▸ **WHAT THE TASK ASKS**: Write out each line exactly as it stands, please.

▸ **DATA**:
══════
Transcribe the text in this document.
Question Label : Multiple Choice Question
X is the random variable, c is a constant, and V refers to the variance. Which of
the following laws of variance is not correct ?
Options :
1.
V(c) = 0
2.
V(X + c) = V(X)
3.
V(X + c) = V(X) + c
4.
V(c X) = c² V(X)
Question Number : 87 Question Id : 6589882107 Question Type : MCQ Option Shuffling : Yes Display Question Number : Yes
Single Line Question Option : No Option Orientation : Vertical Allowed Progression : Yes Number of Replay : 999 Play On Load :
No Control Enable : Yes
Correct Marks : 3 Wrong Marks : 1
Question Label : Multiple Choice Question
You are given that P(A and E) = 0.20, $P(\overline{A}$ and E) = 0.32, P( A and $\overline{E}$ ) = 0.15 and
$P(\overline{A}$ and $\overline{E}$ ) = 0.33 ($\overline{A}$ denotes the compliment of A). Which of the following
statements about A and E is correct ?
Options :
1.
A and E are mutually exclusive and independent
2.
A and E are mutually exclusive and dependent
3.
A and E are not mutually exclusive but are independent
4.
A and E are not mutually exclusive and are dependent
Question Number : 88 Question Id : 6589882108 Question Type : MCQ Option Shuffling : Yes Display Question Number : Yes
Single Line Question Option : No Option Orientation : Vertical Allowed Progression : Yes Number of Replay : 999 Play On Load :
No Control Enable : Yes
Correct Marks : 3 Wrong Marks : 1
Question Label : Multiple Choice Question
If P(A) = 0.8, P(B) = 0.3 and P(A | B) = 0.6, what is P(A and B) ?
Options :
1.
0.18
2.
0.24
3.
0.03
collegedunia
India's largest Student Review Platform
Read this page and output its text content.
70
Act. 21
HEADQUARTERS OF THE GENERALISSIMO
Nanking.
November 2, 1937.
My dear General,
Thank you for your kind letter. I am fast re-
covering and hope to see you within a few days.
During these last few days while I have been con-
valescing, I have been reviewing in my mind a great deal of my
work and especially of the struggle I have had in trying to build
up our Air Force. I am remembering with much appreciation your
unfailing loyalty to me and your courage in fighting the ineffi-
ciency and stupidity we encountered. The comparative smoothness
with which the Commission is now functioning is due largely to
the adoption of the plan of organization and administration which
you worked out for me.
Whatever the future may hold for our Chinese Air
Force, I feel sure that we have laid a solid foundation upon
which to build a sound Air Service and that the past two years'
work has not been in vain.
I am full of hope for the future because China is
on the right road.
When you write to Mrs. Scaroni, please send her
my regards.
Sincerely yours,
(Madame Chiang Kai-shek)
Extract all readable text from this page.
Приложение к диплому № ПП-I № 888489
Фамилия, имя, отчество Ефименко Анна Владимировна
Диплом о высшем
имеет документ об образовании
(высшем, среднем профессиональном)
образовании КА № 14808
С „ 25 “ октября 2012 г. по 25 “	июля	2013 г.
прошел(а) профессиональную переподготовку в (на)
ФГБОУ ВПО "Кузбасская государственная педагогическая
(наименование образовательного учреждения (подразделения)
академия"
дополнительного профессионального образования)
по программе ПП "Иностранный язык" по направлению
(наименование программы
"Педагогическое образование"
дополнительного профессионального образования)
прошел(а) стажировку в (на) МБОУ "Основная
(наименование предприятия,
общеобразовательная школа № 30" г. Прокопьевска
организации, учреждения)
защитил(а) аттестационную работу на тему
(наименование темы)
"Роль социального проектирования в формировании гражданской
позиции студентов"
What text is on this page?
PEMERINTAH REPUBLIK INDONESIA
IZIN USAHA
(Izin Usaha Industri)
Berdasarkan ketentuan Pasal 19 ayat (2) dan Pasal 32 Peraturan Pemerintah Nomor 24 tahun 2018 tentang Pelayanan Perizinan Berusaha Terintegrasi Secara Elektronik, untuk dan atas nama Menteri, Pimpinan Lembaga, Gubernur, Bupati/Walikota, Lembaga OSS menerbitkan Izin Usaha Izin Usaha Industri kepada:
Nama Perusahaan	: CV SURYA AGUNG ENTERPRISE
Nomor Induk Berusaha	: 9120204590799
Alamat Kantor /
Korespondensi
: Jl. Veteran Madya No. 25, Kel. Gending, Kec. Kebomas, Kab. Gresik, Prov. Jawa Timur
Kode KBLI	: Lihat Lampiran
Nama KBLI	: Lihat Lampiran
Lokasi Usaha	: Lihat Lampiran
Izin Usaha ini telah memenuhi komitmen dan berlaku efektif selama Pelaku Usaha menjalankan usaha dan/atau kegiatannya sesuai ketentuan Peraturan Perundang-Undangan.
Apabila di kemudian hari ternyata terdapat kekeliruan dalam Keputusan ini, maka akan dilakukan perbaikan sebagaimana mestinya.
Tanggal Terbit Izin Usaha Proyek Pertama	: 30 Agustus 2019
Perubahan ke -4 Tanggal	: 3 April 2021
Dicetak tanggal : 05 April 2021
══════
▸ **FINISHED TASK**:
Transcribe the text in this document.
Question Label : Multiple Choice Question
X is the random variable, c is a constant, and V refers to the variance. Which of
the following laws of variance is not correct ?
Options :
1.
V(c) = 0
2.
V(X + c) = V(X)
3.
V(X + c) = V(X) + c
4.
V(c X) = c² V(X)
Question Number : 87 Question Id : 6589882107 Question Type : MCQ Option Shuffling : Yes Display Question Number : Yes
Single Line Question Option : No Option Orientation : Vertical Allowed Progression : Yes Number of Replay : 999 Play On Load :
No Control Enable : Yes
Correct Marks : 3 Wrong Marks : 1
Question Label : Multiple Choice Question
You are given that P(A and E) = 0.20, $P(\overline{A}$ and E) = 0.32, P( A and $\overline{E}$ ) = 0.15 and
$P(\overline{A}$ and $\overline{E}$ ) = 0.33 ($\overline{A}$ denotes the compliment of A). Which of the following
statements about A and E is correct ?
Options :
1.
A and E are mutually exclusive and independent
2.
A and E are mutually exclusive and dependent
3.
A and E are not mutually exclusive but are independent
4.
A and E are not mutually exclusive and are dependent
Question Number : 88 Question Id : 6589882108 Question Type : MCQ Option Shuffling : Yes Display Question Number : Yes
Single Line Question Option : No Option Orientation : Vertical Allowed Progression : Yes Number of Replay : 999 Play On Load :
No Control Enable : Yes
Correct Marks : 3 Wrong Marks : 1
Question Label : Multiple Choice Question
If P(A) = 0.8, P(B) = 0.3 and P(A | B) = 0.6, what is P(A and B) ?
Options :
1.
0.18
2.
0.24
3.
0.03
collegedunia
India's largest Student Review Platform
Read this page and output its text content.
70
Act. 21
HEADQUARTERS OF THE GENERALISSIMO
Nanking.
November 2, 1937.
My dear General,
Thank you for your kind letter. I am fast re-
covering and hope to see you within a few days.
During these last few days while I have been con-
valescing, I have been reviewing in my mind a great deal of my
work and especially of the struggle I have had in trying to build
up our Air Force. I am remembering with much appreciation your
unfailing loyalty to me and your courage in fighting the ineffi-
ciency and stupidity we encountered. The comparative smoothness
with which the Commission is now functioning is due largely to
the adoption of the plan of organization and administration which
you worked out for me.
Whatever the future may hold for our Chinese Air
Force, I feel sure that we have laid a solid foundation upon
which to build a sound Air Service and that the past two years'
work has not been in vain.
I am full of hope for the future because China is
on the right road.
When you write to Mrs. Scaroni, please send her
my regards.
Sincerely yours,
(Madame Chiang Kai-shek)
Extract all readable text from this page.
Приложение к диплому № ПП-I № 888489
Фамилия, имя, отчество Ефименко Анна Владимировна
Диплом о высшем
имеет документ об образовании
(высшем, среднем профессиональном)
образовании КА № 14808
С „ 25 “ октября 2012 г. по 25 “	июля	2013 г.
прошел(а) профессиональную переподготовку в (на)
ФГБОУ ВПО "Кузбасская государственная педагогическая
(наименование образовательного учреждения (подразделения)
академия"
дополнительного профессионального образования)
по программе ПП "Иностранный язык" по направлению
(наименование программы
"Педагогическое образование"
дополнительного профессионального образования)
прошел(а) стажировку в (на) МБОУ "Основная
(наименование предприятия,
общеобразовательная школа № 30" г. Прокопьевска
организации, учреждения)
защитил(а) аттестационную работу на тему
(наименование темы)
"Роль социального проектирования в формировании гражданской
позиции студентов"
What text is on this page?
PEMERINTAH REPUBLIK INDONESIA
IZIN USAHA
(Izin Usaha Industri)
Berdasarkan ketentuan Pasal 19 ayat (2) dan Pasal 32 Peraturan Pemerintah Nomor 24 tahun 2018 tentang Pelayanan Perizinan Berusaha Terintegrasi Secara Elektronik, untuk dan atas nama Menteri, Pimpinan Lembaga, Gubernur, Bupati/Walikota, Lembaga OSS menerbitkan Izin Usaha Izin Usaha Industri kepada:
Nama Perusahaan	: CV SURYA AGUNG ENTERPRISE
Nomor Induk Berusaha	: 9120204590799
Alamat Kantor /
Korespondensi
: Jl. Veteran Madya No. 25, Kel. Gending, Kec. Kebomas, Kab. Gresik, Prov. Jawa Timur
Kode KBLI	: Lihat Lampiran
Nama KBLI	: Lihat Lampiran
Lokasi Usaha	: Lihat Lampiran
Izin Usaha ini telah memenuhi komitmen dan berlaku efektif selama Pelaku Usaha menjalankan usaha dan/atau kegiatannya sesuai ketentuan Peraturan Perundang-Undangan.
Apabila di kemudian hari ternyata terdapat kekeliruan dalam Keputusan ini, maka akan dilakukan perbaikan sebagaimana mestinya.
Tanggal Terbit Izin Usaha Proyek Pertama	: 30 Agustus 2019
Perubahan ke -4 Tanggal	: 3 April 2021
Dicetak tanggal : 05 April 2021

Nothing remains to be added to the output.